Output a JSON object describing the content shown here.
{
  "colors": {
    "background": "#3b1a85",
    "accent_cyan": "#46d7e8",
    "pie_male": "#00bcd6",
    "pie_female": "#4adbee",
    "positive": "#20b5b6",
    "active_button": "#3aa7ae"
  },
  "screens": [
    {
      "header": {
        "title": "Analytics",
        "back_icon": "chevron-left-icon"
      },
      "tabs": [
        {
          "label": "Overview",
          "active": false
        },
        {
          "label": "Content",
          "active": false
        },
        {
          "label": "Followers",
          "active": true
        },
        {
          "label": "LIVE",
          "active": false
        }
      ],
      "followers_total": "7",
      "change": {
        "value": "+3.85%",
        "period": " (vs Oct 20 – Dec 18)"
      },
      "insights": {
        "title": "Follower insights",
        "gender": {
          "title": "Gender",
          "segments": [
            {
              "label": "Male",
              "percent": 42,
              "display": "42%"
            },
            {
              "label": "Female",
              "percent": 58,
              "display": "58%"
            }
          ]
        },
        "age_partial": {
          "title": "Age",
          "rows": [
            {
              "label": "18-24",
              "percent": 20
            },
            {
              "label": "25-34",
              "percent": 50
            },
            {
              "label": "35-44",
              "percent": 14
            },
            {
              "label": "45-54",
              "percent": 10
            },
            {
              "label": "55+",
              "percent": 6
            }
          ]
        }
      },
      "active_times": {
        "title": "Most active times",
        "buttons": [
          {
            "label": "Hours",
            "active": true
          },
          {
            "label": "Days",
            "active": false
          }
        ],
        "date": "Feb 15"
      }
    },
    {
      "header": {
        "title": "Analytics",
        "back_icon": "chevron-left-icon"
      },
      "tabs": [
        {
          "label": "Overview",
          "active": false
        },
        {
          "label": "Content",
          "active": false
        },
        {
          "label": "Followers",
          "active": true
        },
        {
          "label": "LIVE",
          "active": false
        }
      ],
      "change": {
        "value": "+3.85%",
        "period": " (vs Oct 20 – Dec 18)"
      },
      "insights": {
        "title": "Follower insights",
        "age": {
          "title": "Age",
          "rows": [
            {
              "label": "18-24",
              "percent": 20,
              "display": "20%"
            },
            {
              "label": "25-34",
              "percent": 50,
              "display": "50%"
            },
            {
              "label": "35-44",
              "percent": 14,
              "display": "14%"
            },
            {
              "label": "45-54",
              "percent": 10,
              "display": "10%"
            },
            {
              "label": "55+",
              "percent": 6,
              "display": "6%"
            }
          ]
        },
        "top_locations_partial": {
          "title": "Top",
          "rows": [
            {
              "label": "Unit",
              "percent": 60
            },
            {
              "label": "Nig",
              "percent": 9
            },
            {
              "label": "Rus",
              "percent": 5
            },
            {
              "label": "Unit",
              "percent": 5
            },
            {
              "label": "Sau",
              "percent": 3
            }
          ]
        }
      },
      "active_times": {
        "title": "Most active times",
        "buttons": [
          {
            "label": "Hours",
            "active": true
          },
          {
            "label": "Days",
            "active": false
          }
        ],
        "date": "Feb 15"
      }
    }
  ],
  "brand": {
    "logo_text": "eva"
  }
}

== WHAT IS REQUIRED ==
Return each entry from the material above exactly as it appears.

== RESULT FOR THIS TASK ==
Output a JSON object describing the content shown here.
{
  "colors": {
    "background": "#3b1a85",
    "accent_cyan": "#46d7e8",
    "pie_male": "#00bcd6",
    "pie_female": "#4adbee",
    "positive": "#20b5b6",
    "active_button": "#3aa7ae"
  },
  "screens": [
    {
      "header": {
        "title": "Analytics",
        "back_icon": "chevron-left-icon"
      },
      "tabs": [
        {
          "label": "Overview",
          "active": false
        },
        {
          "label": "Content",
          "active": false
        },
        {
          "label": "Followers",
          "active": true
        },
        {
          "label": "LIVE",
          "active": false
        }
      ],
      "followers_total": "7",
      "change": {
        "value": "+3.85%",
        "period": " (vs Oct 20 – Dec 18)"
      },
      "insights": {
        "title": "Follower insights",
        "gender": {
          "title": "Gender",
          "segments": [
            {
              "label": "Male",
              "percent": 42,
              "display": "42%"
            },
            {
              "label": "Female",
              "percent": 58,
              "display": "58%"
            }
          ]
        },
        "age_partial": {
          "title": "Age",
          "rows": [
            {
              "label": "18-24",
              "percent": 20
            },
            {
              "label": "25-34",
              "percent": 50
            },
            {
              "label": "35-44",
              "percent": 14
            },
            {
              "label": "45-54",
              "percent": 10
            },
            {
              "label": "55+",
              "percent": 6
            }
          ]
        }
      },
      "active_times": {
        "title": "Most active times",
        "buttons": [
          {
            "label": "Hours",
            "active": true
          },
          {
            "label": "Days",
            "active": false
          }
        ],
        "date": "Feb 15"
      }
    },
    {
      "header": {
        "title": "Analytics",
        "back_icon": "chevron-left-icon"
      },
      "tabs": [
        {
          "label": "Overview",
          "active": false
        },
        {
          "label": "Content",
          "active": false
        },
        {
          "label": "Followers",
          "active": true
        },
        {
          "label": "LIVE",
          "active": false
        }
      ],
      "change": {
        "value": "+3.85%",
        "period": " (vs Oct 20 – Dec 18)"
      },
      "insights": {
        "title": "Follower insights",
        "age": {
          "title": "Age",
          "rows": [
            {
              "label": "18-24",
              "percent": 20,
              "display": "20%"
            },
            {
              "label": "25-34",
              "percent": 50,
              "display": "50%"
            },
            {
              "label": "35-44",
              "percent": 14,
              "display": "14%"
            },
            {
              "label": "45-54",
              "percent": 10,
              "display": "10%"
            },
            {
              "label": "55+",
              "percent": 6,
              "display": "6%"
            }
          ]
        },
        "top_locations_partial": {
          "title": "Top",
          "rows": [
            {
              "label": "Unit",
              "percent": 60
            },
            {
              "label": "Nig",
              "percent": 9
            },
            {
              "label": "Rus",
              "percent": 5
            },
            {
              "label": "Unit",
              "percent": 5
            },
            {
              "label": "Sau",
              "percent": 3
            }
          ]
        }
      },
      "active_times": {
        "title": "Most active times",
        "buttons": [
          {
            "label": "Hours",
            "active": true
          },
          {
            "label": "Days",
            "active": false
          }
        ],
        "date": "Feb 15"
      }
    }
  ],
  "brand": {
    "logo_text": "eva"
  }
}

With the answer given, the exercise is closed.